## Source text
#####
In the trial court's consideration of the motion for a new trial, it clarified that Lieutenant Carson was "one of the supervisors of the court officers but [was] not over the jury"; that Lieutenant Carson "did some transportation and . . . supervised the others" but did not stay with the jurors, spend the night with them, or eat with them; and that Lieutenant Carson "had no direct discussion contact with the jurors." Stanton, 2005 WL 876873, at *15. The court concluded that the aborted attempt to call Lieutenant Carson as a witness had no effect on the jury. Id.

On appeal, the defendant argued that the trial court should have declared a mistrial because Lieutenant Carson's "mere presence on the witness stand was prejudicial[.]" Stanton, 2005 WL 876873, at *14. This court noted that no request for a mistrial was made and that the issue consequently had been waived; however, this court briefly considered the merits of the issue and concluded that no error occurred. Id. This court discussed the facts in Turner and distinguished it from Stanton, noting that as soon as the State "announced its intention" to call Lieutenant Carson as a witness, the trial court held a jury-out hearing in which Lieutenant Carson averred that he had not discussed his proposed testimony with the jurors; that Lieutenant Carson did not, in fact, testify; and that after Lieutenant Carson's testimony was excluded, the State rested. Id. at *15. This court observed that in Turner, the court officers not only testified, but offered evidence that "must inevitably have determined" the defendant's fate. Id.

In this case, the Defendant urges this court to conclude that his case is more similar to Turner and Gonzales than Stanton because, he argues, the existence of the subsequent police witnesses allowed the jury to surmise what Mr. Humphrey's character testimony would have been. To be clear, we agree with the trial court's admonition to the parties that any attempt to present evidence from a court officer should be preceded by a request for a bench conference or jury-out hearing instead of simply calling the officer as a witness. The procedure in this case was unadvisable, and Mr. Humphrey's having been called and sworn as a witness was error. However, we do not discern that the trial court abused its discretion by denying the motion for a mistrial.
#####
## Records
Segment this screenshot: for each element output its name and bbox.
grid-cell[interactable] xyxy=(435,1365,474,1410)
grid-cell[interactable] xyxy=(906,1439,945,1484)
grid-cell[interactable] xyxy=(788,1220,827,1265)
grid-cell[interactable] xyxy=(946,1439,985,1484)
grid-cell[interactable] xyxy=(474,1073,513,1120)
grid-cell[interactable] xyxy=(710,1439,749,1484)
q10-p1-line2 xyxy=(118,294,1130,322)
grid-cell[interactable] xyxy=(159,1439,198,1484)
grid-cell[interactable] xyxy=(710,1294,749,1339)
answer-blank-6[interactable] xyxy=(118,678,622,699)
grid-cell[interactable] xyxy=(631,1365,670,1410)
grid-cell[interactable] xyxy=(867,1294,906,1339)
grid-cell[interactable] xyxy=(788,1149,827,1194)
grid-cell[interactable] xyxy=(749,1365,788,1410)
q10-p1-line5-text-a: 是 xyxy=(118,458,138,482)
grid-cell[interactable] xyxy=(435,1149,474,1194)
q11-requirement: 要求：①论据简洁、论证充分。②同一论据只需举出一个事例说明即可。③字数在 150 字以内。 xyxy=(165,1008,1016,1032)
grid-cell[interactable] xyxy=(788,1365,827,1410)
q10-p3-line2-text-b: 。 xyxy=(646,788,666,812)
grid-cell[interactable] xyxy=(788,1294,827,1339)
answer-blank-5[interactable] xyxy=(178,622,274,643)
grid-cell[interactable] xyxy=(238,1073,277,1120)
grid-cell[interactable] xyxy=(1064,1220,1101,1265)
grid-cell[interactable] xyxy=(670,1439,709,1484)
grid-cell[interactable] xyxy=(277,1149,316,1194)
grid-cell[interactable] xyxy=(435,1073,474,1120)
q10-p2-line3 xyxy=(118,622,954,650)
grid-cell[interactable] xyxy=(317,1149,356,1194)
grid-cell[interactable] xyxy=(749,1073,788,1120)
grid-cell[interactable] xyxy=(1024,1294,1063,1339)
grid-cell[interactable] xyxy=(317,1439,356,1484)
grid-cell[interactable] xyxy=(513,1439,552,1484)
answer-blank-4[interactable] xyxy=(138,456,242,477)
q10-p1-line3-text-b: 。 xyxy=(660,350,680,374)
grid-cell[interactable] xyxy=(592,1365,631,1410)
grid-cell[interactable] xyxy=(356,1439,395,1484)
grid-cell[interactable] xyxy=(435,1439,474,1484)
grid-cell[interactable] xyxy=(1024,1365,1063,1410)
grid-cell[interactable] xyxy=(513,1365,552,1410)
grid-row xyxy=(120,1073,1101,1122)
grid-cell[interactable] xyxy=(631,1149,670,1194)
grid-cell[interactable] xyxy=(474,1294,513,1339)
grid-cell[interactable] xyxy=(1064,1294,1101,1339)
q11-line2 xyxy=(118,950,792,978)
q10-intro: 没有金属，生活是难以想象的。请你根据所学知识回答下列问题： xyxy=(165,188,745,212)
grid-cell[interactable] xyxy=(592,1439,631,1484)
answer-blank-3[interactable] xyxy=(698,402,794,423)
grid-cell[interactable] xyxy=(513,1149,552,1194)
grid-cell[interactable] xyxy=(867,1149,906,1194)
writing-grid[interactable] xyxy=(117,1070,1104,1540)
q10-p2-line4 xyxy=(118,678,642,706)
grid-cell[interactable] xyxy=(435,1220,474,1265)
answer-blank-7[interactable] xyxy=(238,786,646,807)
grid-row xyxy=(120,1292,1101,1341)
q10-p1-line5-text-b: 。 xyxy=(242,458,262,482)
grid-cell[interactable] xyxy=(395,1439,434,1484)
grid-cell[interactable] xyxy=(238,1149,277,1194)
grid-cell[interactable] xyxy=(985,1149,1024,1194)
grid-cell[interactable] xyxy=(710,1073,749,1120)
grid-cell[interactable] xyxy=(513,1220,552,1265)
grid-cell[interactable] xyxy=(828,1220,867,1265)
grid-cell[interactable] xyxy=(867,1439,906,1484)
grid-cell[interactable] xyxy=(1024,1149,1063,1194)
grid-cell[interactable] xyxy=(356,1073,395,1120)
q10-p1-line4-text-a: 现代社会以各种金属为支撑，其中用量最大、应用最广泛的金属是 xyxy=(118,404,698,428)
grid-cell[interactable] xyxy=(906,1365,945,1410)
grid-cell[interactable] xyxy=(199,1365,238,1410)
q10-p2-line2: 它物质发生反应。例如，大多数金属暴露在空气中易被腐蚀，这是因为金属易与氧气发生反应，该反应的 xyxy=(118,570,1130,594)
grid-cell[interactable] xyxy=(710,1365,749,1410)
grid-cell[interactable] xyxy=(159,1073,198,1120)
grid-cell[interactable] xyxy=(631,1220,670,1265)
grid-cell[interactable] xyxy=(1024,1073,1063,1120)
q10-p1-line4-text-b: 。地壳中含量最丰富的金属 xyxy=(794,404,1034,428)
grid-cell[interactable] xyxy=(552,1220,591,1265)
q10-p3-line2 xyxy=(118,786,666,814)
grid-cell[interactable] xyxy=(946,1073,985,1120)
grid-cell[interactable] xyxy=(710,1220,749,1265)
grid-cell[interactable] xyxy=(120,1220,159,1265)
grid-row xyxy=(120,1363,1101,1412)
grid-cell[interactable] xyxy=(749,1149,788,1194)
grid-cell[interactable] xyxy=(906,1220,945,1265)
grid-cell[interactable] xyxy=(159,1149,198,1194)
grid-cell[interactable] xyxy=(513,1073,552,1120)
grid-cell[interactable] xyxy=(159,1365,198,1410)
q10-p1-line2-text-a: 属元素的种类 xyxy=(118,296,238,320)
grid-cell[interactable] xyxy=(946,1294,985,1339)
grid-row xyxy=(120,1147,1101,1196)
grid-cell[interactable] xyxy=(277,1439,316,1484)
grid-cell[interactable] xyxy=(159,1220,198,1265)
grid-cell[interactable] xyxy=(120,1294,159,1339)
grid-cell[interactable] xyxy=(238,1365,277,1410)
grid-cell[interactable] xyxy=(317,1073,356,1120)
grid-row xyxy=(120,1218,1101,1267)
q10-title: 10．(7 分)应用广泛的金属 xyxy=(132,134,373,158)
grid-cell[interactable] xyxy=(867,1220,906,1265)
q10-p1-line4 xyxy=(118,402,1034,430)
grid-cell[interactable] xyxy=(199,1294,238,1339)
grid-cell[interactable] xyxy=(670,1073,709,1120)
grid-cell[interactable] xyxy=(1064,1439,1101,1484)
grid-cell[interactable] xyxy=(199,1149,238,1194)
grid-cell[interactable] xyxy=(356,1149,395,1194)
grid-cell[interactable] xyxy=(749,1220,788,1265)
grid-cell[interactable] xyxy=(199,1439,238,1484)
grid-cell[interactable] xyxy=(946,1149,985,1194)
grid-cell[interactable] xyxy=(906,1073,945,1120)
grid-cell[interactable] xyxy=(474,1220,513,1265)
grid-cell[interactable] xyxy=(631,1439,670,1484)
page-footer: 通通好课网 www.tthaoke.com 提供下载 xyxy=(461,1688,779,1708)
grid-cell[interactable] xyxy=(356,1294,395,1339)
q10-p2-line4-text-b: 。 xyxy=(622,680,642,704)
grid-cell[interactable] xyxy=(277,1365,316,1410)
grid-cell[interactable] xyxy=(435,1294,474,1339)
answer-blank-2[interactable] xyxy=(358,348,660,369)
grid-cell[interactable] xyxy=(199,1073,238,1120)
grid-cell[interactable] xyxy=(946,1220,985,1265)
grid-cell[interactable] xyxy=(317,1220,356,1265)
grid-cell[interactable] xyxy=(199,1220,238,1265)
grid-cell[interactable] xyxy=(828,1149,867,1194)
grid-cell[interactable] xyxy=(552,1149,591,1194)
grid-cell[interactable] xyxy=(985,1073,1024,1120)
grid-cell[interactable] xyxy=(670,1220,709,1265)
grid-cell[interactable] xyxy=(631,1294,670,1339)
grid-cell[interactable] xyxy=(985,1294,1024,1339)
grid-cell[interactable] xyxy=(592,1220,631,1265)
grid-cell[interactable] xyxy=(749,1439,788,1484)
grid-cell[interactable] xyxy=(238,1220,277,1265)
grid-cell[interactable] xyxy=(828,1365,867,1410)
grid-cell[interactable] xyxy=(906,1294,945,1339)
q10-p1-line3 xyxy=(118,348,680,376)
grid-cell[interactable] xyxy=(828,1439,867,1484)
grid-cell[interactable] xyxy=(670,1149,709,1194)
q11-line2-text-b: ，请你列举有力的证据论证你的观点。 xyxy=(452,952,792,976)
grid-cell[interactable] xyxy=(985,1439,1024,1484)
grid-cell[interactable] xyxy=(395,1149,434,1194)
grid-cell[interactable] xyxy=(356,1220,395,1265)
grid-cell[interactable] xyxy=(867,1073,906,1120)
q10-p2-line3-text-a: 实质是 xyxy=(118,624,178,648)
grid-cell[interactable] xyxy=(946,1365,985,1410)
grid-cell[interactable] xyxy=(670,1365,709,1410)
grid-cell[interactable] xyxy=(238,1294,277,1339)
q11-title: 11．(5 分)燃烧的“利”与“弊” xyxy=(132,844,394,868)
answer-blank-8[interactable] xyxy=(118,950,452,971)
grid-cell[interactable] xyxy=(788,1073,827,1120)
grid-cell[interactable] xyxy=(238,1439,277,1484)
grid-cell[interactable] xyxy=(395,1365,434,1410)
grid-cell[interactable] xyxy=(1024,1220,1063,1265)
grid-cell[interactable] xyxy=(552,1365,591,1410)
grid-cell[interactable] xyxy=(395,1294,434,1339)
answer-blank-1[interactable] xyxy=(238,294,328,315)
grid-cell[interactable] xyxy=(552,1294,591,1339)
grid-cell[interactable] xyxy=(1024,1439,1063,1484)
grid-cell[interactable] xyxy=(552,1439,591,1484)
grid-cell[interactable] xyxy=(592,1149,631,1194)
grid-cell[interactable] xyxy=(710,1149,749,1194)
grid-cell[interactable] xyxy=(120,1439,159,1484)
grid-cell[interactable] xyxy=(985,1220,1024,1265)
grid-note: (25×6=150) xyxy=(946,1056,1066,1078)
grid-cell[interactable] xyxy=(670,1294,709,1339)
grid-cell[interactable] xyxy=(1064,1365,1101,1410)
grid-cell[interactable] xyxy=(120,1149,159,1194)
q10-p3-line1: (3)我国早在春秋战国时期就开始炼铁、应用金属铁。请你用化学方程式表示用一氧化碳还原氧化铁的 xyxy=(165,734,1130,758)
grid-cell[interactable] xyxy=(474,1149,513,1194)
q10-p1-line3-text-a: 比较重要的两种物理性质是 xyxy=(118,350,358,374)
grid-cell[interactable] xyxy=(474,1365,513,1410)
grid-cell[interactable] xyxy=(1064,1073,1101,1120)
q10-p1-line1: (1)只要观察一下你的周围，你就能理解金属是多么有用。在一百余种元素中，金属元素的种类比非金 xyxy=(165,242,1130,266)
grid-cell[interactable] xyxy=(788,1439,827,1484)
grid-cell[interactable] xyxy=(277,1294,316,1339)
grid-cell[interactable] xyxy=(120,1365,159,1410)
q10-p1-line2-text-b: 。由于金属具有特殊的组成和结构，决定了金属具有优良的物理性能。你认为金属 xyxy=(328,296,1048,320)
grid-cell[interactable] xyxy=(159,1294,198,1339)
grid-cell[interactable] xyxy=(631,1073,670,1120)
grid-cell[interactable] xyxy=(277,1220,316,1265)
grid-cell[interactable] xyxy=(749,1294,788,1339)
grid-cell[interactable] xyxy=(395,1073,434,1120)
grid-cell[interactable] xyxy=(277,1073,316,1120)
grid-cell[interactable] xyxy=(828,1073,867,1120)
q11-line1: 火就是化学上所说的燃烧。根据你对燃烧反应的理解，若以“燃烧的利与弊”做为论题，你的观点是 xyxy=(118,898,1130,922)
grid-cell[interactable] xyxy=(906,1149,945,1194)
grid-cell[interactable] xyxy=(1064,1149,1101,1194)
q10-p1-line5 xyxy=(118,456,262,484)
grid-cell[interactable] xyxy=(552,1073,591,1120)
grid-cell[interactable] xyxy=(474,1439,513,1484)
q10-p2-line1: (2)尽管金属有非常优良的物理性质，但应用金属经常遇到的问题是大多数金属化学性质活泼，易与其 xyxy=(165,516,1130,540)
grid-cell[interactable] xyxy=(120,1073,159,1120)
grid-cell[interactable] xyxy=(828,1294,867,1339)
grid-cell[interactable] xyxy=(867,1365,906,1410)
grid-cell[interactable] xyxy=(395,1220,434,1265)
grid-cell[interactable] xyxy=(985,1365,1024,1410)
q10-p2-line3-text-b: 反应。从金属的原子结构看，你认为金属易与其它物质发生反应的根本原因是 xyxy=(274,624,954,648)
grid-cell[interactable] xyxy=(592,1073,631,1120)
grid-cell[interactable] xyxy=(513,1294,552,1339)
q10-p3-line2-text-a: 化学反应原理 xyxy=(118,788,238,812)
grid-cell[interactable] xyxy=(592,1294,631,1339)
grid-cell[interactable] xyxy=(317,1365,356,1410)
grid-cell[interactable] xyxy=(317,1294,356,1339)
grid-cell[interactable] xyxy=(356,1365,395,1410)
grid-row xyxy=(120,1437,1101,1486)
#####
## Stated exercise 1
According to the opinion excerpt, what effect did the court conclude the aborted attempt to call Lieutenant Carson as a witness had on the jury?
## Stated exercise 2
Copy the stretch of the records from their start through the line that contains "grid-cell[interactable] xyxy=(867,1294,906,1339)", both ends included.
The opinion excerpt and the records come from unrelated sources.

## Written reply 1
It had no effect on the jury.

## Written reply 2
Segment this screenshot: for each element output its name and bbox.
grid-cell[interactable] xyxy=(435,1365,474,1410)
grid-cell[interactable] xyxy=(906,1439,945,1484)
grid-cell[interactable] xyxy=(788,1220,827,1265)
grid-cell[interactable] xyxy=(946,1439,985,1484)
grid-cell[interactable] xyxy=(474,1073,513,1120)
grid-cell[interactable] xyxy=(710,1439,749,1484)
q10-p1-line2 xyxy=(118,294,1130,322)
grid-cell[interactable] xyxy=(159,1439,198,1484)
grid-cell[interactable] xyxy=(710,1294,749,1339)
answer-blank-6[interactable] xyxy=(118,678,622,699)
grid-cell[interactable] xyxy=(631,1365,670,1410)
grid-cell[interactable] xyxy=(867,1294,906,1339)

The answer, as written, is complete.